The problem: Filter the entries and keep only the lines where the string "code" appears.

::::::::::

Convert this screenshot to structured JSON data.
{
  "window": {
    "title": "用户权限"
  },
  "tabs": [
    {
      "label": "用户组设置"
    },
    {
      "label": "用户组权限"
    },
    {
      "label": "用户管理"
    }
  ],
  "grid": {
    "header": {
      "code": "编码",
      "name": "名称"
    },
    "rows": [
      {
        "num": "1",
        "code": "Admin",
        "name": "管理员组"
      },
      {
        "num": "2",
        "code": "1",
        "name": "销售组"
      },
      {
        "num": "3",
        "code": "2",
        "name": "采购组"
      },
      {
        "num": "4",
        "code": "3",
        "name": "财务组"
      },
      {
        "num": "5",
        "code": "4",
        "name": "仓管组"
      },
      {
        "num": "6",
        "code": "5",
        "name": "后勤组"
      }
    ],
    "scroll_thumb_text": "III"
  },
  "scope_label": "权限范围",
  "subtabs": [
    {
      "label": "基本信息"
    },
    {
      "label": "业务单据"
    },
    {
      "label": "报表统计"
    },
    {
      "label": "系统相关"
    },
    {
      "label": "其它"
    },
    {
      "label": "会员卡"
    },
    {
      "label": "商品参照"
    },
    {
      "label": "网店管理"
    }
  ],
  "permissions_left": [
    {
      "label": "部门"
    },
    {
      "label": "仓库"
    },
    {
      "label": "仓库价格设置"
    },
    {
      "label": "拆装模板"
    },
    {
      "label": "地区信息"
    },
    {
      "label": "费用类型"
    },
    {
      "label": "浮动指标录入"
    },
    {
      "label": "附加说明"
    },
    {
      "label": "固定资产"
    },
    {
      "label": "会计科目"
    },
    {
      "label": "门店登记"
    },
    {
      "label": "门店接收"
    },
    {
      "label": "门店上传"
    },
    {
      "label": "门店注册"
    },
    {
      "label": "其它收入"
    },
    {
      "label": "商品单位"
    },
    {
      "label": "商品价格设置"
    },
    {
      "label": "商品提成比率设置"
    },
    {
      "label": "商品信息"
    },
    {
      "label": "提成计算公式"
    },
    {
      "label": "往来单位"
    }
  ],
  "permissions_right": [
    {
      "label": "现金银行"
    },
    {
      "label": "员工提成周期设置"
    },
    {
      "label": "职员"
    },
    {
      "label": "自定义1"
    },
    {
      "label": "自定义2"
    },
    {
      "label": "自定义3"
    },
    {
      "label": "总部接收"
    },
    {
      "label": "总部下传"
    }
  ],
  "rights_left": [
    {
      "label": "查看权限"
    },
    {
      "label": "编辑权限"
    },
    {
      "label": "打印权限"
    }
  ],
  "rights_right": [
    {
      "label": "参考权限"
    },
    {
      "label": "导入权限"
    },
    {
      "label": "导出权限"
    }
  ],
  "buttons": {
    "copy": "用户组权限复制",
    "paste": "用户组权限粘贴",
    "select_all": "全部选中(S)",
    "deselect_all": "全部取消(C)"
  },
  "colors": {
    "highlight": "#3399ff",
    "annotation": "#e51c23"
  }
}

::::::::::

Exercise solution:
      "code": "编码",
        "code": "Admin",
        "code": "1",
        "code": "2",
        "code": "3",
        "code": "4",
        "code": "5",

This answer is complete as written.